## THE EXERCISE
Within the data that follows, how many lines carry the string "title"? Give the number alone.

## RECORDS FOR THIS TASK
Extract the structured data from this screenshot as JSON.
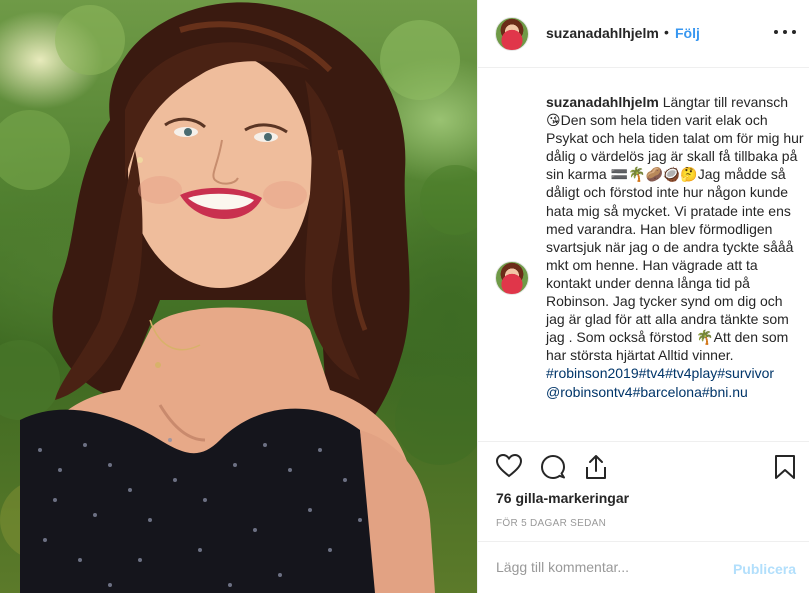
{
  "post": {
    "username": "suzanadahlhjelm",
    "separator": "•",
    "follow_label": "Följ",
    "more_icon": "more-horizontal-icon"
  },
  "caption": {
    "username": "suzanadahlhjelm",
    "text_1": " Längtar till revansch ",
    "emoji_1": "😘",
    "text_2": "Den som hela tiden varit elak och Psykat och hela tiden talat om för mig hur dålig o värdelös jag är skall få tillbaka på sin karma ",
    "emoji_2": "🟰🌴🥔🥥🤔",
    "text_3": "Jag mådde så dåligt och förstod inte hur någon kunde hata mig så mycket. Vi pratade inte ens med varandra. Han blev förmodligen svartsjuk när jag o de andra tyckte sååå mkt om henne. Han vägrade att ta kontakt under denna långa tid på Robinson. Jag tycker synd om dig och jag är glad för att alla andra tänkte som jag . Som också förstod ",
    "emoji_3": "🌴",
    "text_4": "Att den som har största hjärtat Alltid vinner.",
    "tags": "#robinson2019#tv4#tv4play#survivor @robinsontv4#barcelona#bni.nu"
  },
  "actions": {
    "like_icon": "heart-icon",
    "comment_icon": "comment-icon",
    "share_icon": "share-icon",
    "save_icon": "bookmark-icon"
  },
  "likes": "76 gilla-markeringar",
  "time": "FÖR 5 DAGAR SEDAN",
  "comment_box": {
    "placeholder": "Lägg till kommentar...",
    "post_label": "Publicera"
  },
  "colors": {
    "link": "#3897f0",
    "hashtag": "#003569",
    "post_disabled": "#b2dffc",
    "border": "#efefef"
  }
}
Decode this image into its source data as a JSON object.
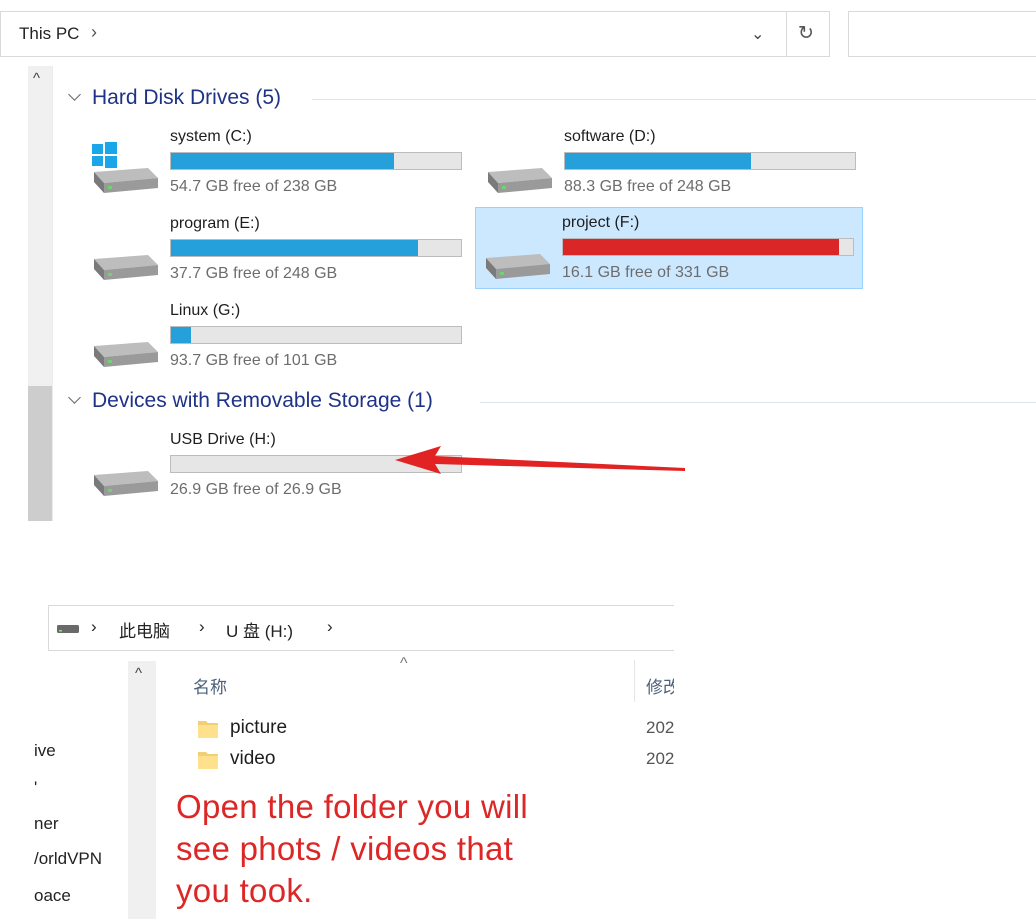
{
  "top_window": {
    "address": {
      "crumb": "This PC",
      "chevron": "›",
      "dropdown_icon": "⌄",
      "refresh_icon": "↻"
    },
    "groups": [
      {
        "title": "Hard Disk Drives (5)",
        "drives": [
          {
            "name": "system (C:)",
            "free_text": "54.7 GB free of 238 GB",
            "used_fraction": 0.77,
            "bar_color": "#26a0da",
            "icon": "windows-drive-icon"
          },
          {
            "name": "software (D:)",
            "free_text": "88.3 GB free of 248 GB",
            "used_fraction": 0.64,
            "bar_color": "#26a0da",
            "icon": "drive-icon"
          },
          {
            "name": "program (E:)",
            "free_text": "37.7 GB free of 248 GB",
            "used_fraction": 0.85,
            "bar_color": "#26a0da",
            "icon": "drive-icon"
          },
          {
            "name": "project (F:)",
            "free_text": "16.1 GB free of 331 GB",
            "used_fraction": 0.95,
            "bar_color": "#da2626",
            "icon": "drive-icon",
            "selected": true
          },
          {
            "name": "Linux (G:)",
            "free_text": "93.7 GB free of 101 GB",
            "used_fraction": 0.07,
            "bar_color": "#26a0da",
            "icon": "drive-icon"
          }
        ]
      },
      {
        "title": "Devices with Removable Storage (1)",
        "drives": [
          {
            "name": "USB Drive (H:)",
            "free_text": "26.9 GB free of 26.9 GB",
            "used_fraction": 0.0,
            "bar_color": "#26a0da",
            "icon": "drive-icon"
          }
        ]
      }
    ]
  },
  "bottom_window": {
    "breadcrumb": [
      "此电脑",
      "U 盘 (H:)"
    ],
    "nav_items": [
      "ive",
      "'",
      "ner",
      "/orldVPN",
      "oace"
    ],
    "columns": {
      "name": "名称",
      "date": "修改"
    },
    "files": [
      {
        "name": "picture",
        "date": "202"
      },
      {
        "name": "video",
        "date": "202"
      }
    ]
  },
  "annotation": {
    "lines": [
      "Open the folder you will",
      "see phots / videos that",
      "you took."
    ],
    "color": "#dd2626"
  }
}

## TASK RESPONSE
2